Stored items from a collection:
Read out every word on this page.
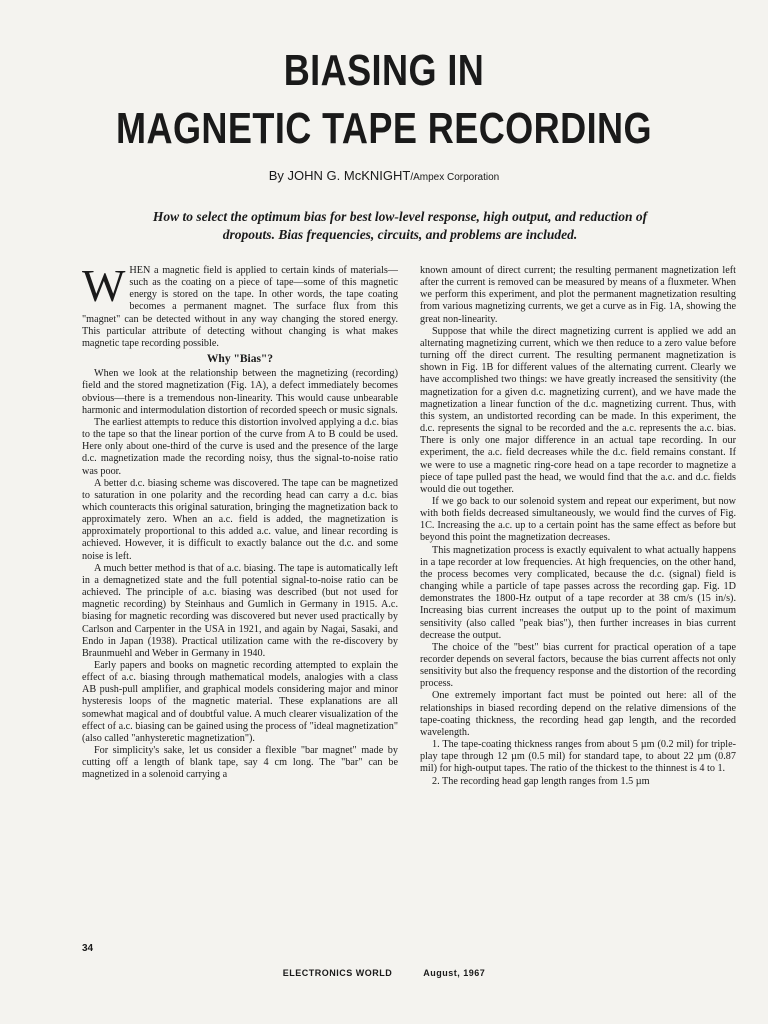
BIASING IN
MAGNETIC TAPE RECORDING
By JOHN G. McKNIGHT/Ampex Corporation
How to select the optimum bias for best low-level response, high output, and reduction of dropouts. Bias frequencies, circuits, and problems are included.

WHEN a magnetic field is applied to certain kinds of materials—such as the coating on a piece of tape—some of this magnetic energy is stored on the tape. In other words, the tape coating becomes a permanent magnet. The surface flux from this "magnet" can be detected without in any way changing the stored energy. This particular attribute of detecting without changing is what makes magnetic tape recording possible.

Why "Bias"?

When we look at the relationship between the magnetizing (recording) field and the stored magnetization (Fig. 1A), a defect immediately becomes obvious—there is a tremendous non-linearity. This would cause unbearable harmonic and intermodulation distortion of recorded speech or music signals.

The earliest attempts to reduce this distortion involved applying a d.c. bias to the tape so that the linear portion of the curve from A to B could be used. Here only about one-third of the curve is used and the presence of the large d.c. magnetization made the recording noisy, thus the signal-to-noise ratio was poor.

A better d.c. biasing scheme was discovered. The tape can be magnetized to saturation in one polarity and the recording head can carry a d.c. bias which counteracts this original saturation, bringing the magnetization back to approximately zero. When an a.c. field is added, the magnetization is approximately proportional to this added a.c. value, and linear recording is achieved. However, it is difficult to exactly balance out the d.c. and some noise is left.

A much better method is that of a.c. biasing. The tape is automatically left in a demagnetized state and the full potential signal-to-noise ratio can be achieved. The principle of a.c. biasing was described (but not used for magnetic recording) by Steinhaus and Gumlich in Germany in 1915. A.c. biasing for magnetic recording was discovered but never used practically by Carlson and Carpenter in the USA in 1921, and again by Nagai, Sasaki, and Endo in Japan (1938). Practical utilization came with the re-discovery by Braunmuehl and Weber in Germany in 1940.

Early papers and books on magnetic recording attempted to explain the effect of a.c. biasing through mathematical models, analogies with a class AB push-pull amplifier, and graphical models considering major and minor hysteresis loops of the magnetic material. These explanations are all somewhat magical and of doubtful value. A much clearer visualization of the effect of a.c. biasing can be gained using the process of "ideal magnetization" (also called "anhysteretic magnetization").

For simplicity's sake, let us consider a flexible "bar magnet" made by cutting off a length of blank tape, say 4 cm long. The "bar" can be magnetized in a solenoid carrying a

known amount of direct current; the resulting permanent magnetization left after the current is removed can be measured by means of a fluxmeter. When we perform this experiment, and plot the permanent magnetization resulting from various magnetizing currents, we get a curve as in Fig. 1A, showing the great non-linearity.

Suppose that while the direct magnetizing current is applied we add an alternating magnetizing current, which we then reduce to a zero value before turning off the direct current. The resulting permanent magnetization is shown in Fig. 1B for different values of the alternating current. Clearly we have accomplished two things: we have greatly increased the sensitivity (the magnetization for a given d.c. magnetizing current), and we have made the magnetization a linear function of the d.c. magnetizing current. Thus, with this system, an undistorted recording can be made. In this experiment, the d.c. represents the signal to be recorded and the a.c. represents the a.c. bias. There is only one major difference in an actual tape recording. In our experiment, the a.c. field decreases while the d.c. field remains constant. If we were to use a magnetic ring-core head on a tape recorder to magnetize a piece of tape pulled past the head, we would find that the a.c. and d.c. fields would die out together.

If we go back to our solenoid system and repeat our experiment, but now with both fields decreased simultaneously, we would find the curves of Fig. 1C. Increasing the a.c. up to a certain point has the same effect as before but beyond this point the magnetization decreases.

This magnetization process is exactly equivalent to what actually happens in a tape recorder at low frequencies. At high frequencies, on the other hand, the process becomes very complicated, because the d.c. (signal) field is changing while a particle of tape passes across the recording gap. Fig. 1D demonstrates the 1800-Hz output of a tape recorder at 38 cm/s (15 in/s). Increasing bias current increases the output up to the point of maximum sensitivity (also called "peak bias"), then further increases in bias current decrease the output.

The choice of the "best" bias current for practical operation of a tape recorder depends on several factors, because the bias current affects not only sensitivity but also the frequency response and the distortion of the recording process.

One extremely important fact must be pointed out here: all of the relationships in biased recording depend on the relative dimensions of the tape-coating thickness, the recording head gap length, and the recorded wavelength.

1. The tape-coating thickness ranges from about 5 µm (0.2 mil) for triple-play tape through 12 µm (0.5 mil) for standard tape, to about 22 µm (0.87 mil) for high-output tapes. The ratio of the thickest to the thinnest is 4 to 1.

2. The recording head gap length ranges from 1.5 µm

34
ELECTRONICS WORLD	August, 1967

» **Work required**: Reproduce every record above exactly, omitting the pictures.

» **Correct result**:
Read out every word on this page.
BIASING IN
MAGNETIC TAPE RECORDING
By JOHN G. McKNIGHT/Ampex Corporation
How to select the optimum bias for best low-level response, high output, and reduction of dropouts. Bias frequencies, circuits, and problems are included.

WHEN a magnetic field is applied to certain kinds of materials—such as the coating on a piece of tape—some of this magnetic energy is stored on the tape. In other words, the tape coating becomes a permanent magnet. The surface flux from this "magnet" can be detected without in any way changing the stored energy. This particular attribute of detecting without changing is what makes magnetic tape recording possible.

Why "Bias"?

When we look at the relationship between the magnetizing (recording) field and the stored magnetization (Fig. 1A), a defect immediately becomes obvious—there is a tremendous non-linearity. This would cause unbearable harmonic and intermodulation distortion of recorded speech or music signals.

The earliest attempts to reduce this distortion involved applying a d.c. bias to the tape so that the linear portion of the curve from A to B could be used. Here only about one-third of the curve is used and the presence of the large d.c. magnetization made the recording noisy, thus the signal-to-noise ratio was poor.

A better d.c. biasing scheme was discovered. The tape can be magnetized to saturation in one polarity and the recording head can carry a d.c. bias which counteracts this original saturation, bringing the magnetization back to approximately zero. When an a.c. field is added, the magnetization is approximately proportional to this added a.c. value, and linear recording is achieved. However, it is difficult to exactly balance out the d.c. and some noise is left.

A much better method is that of a.c. biasing. The tape is automatically left in a demagnetized state and the full potential signal-to-noise ratio can be achieved. The principle of a.c. biasing was described (but not used for magnetic recording) by Steinhaus and Gumlich in Germany in 1915. A.c. biasing for magnetic recording was discovered but never used practically by Carlson and Carpenter in the USA in 1921, and again by Nagai, Sasaki, and Endo in Japan (1938). Practical utilization came with the re-discovery by Braunmuehl and Weber in Germany in 1940.

Early papers and books on magnetic recording attempted to explain the effect of a.c. biasing through mathematical models, analogies with a class AB push-pull amplifier, and graphical models considering major and minor hysteresis loops of the magnetic material. These explanations are all somewhat magical and of doubtful value. A much clearer visualization of the effect of a.c. biasing can be gained using the process of "ideal magnetization" (also called "anhysteretic magnetization").

For simplicity's sake, let us consider a flexible "bar magnet" made by cutting off a length of blank tape, say 4 cm long. The "bar" can be magnetized in a solenoid carrying a

known amount of direct current; the resulting permanent magnetization left after the current is removed can be measured by means of a fluxmeter. When we perform this experiment, and plot the permanent magnetization resulting from various magnetizing currents, we get a curve as in Fig. 1A, showing the great non-linearity.

Suppose that while the direct magnetizing current is applied we add an alternating magnetizing current, which we then reduce to a zero value before turning off the direct current. The resulting permanent magnetization is shown in Fig. 1B for different values of the alternating current. Clearly we have accomplished two things: we have greatly increased the sensitivity (the magnetization for a given d.c. magnetizing current), and we have made the magnetization a linear function of the d.c. magnetizing current. Thus, with this system, an undistorted recording can be made. In this experiment, the d.c. represents the signal to be recorded and the a.c. represents the a.c. bias. There is only one major difference in an actual tape recording. In our experiment, the a.c. field decreases while the d.c. field remains constant. If we were to use a magnetic ring-core head on a tape recorder to magnetize a piece of tape pulled past the head, we would find that the a.c. and d.c. fields would die out together.

If we go back to our solenoid system and repeat our experiment, but now with both fields decreased simultaneously, we would find the curves of Fig. 1C. Increasing the a.c. up to a certain point has the same effect as before but beyond this point the magnetization decreases.

This magnetization process is exactly equivalent to what actually happens in a tape recorder at low frequencies. At high frequencies, on the other hand, the process becomes very complicated, because the d.c. (signal) field is changing while a particle of tape passes across the recording gap. Fig. 1D demonstrates the 1800-Hz output of a tape recorder at 38 cm/s (15 in/s). Increasing bias current increases the output up to the point of maximum sensitivity (also called "peak bias"), then further increases in bias current decrease the output.

The choice of the "best" bias current for practical operation of a tape recorder depends on several factors, because the bias current affects not only sensitivity but also the frequency response and the distortion of the recording process.

One extremely important fact must be pointed out here: all of the relationships in biased recording depend on the relative dimensions of the tape-coating thickness, the recording head gap length, and the recorded wavelength.

1. The tape-coating thickness ranges from about 5 µm (0.2 mil) for triple-play tape through 12 µm (0.5 mil) for standard tape, to about 22 µm (0.87 mil) for high-output tapes. The ratio of the thickest to the thinnest is 4 to 1.

2. The recording head gap length ranges from 1.5 µm

34
ELECTRONICS WORLD	August, 1967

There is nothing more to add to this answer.